Records excerpted from a collection =
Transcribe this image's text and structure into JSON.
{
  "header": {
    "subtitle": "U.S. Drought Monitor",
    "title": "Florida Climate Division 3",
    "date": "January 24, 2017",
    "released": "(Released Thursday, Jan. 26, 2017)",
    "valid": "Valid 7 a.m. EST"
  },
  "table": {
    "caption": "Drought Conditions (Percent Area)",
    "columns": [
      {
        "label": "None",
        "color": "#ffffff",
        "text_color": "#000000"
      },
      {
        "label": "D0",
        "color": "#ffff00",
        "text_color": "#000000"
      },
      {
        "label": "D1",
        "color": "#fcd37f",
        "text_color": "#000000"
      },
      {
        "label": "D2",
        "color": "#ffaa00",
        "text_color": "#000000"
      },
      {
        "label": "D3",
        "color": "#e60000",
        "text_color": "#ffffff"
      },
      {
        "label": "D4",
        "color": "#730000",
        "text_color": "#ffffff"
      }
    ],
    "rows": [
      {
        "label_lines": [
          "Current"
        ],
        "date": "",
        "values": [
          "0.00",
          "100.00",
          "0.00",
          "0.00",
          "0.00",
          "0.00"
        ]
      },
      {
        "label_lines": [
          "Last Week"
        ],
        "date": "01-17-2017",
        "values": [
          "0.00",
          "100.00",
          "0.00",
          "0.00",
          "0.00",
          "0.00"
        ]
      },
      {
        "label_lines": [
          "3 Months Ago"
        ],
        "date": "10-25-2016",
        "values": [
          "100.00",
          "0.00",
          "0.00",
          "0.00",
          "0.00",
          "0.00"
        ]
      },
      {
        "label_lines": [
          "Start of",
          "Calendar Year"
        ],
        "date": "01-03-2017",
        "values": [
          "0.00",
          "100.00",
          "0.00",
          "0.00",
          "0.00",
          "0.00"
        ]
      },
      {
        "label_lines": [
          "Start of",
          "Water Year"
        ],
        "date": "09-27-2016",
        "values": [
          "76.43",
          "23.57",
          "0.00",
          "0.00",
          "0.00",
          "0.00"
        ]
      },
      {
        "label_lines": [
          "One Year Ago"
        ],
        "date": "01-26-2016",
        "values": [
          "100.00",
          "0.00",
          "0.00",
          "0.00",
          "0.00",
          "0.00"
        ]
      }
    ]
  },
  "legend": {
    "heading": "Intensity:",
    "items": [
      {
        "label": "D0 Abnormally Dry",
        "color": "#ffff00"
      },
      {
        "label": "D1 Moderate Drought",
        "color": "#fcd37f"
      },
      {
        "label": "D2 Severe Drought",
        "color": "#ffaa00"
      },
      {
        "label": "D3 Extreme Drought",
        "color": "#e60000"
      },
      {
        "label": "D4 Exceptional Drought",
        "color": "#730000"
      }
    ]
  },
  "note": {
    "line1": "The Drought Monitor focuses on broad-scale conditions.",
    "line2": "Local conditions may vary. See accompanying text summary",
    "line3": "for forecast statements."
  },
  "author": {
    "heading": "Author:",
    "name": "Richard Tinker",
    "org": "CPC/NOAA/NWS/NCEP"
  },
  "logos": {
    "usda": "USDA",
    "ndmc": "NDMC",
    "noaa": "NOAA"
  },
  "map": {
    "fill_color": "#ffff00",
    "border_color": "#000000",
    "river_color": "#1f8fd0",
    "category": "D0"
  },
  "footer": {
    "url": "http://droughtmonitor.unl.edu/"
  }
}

TO DO = Output the records verbatim, from the first line to the last.

OUTPUT BELOW =
Transcribe this image's text and structure into JSON.
{
  "header": {
    "subtitle": "U.S. Drought Monitor",
    "title": "Florida Climate Division 3",
    "date": "January 24, 2017",
    "released": "(Released Thursday, Jan. 26, 2017)",
    "valid": "Valid 7 a.m. EST"
  },
  "table": {
    "caption": "Drought Conditions (Percent Area)",
    "columns": [
      {
        "label": "None",
        "color": "#ffffff",
        "text_color": "#000000"
      },
      {
        "label": "D0",
        "color": "#ffff00",
        "text_color": "#000000"
      },
      {
        "label": "D1",
        "color": "#fcd37f",
        "text_color": "#000000"
      },
      {
        "label": "D2",
        "color": "#ffaa00",
        "text_color": "#000000"
      },
      {
        "label": "D3",
        "color": "#e60000",
        "text_color": "#ffffff"
      },
      {
        "label": "D4",
        "color": "#730000",
        "text_color": "#ffffff"
      }
    ],
    "rows": [
      {
        "label_lines": [
          "Current"
        ],
        "date": "",
        "values": [
          "0.00",
          "100.00",
          "0.00",
          "0.00",
          "0.00",
          "0.00"
        ]
      },
      {
        "label_lines": [
          "Last Week"
        ],
        "date": "01-17-2017",
        "values": [
          "0.00",
          "100.00",
          "0.00",
          "0.00",
          "0.00",
          "0.00"
        ]
      },
      {
        "label_lines": [
          "3 Months Ago"
        ],
        "date": "10-25-2016",
        "values": [
          "100.00",
          "0.00",
          "0.00",
          "0.00",
          "0.00",
          "0.00"
        ]
      },
      {
        "label_lines": [
          "Start of",
          "Calendar Year"
        ],
        "date": "01-03-2017",
        "values": [
          "0.00",
          "100.00",
          "0.00",
          "0.00",
          "0.00",
          "0.00"
        ]
      },
      {
        "label_lines": [
          "Start of",
          "Water Year"
        ],
        "date": "09-27-2016",
        "values": [
          "76.43",
          "23.57",
          "0.00",
          "0.00",
          "0.00",
          "0.00"
        ]
      },
      {
        "label_lines": [
          "One Year Ago"
        ],
        "date": "01-26-2016",
        "values": [
          "100.00",
          "0.00",
          "0.00",
          "0.00",
          "0.00",
          "0.00"
        ]
      }
    ]
  },
  "legend": {
    "heading": "Intensity:",
    "items": [
      {
        "label": "D0 Abnormally Dry",
        "color": "#ffff00"
      },
      {
        "label": "D1 Moderate Drought",
        "color": "#fcd37f"
      },
      {
        "label": "D2 Severe Drought",
        "color": "#ffaa00"
      },
      {
        "label": "D3 Extreme Drought",
        "color": "#e60000"
      },
      {
        "label": "D4 Exceptional Drought",
        "color": "#730000"
      }
    ]
  },
  "note": {
    "line1": "The Drought Monitor focuses on broad-scale conditions.",
    "line2": "Local conditions may vary. See accompanying text summary",
    "line3": "for forecast statements."
  },
  "author": {
    "heading": "Author:",
    "name": "Richard Tinker",
    "org": "CPC/NOAA/NWS/NCEP"
  },
  "logos": {
    "usda": "USDA",
    "ndmc": "NDMC",
    "noaa": "NOAA"
  },
  "map": {
    "fill_color": "#ffff00",
    "border_color": "#000000",
    "river_color": "#1f8fd0",
    "category": "D0"
  },
  "footer": {
    "url": "http://droughtmonitor.unl.edu/"
  }
}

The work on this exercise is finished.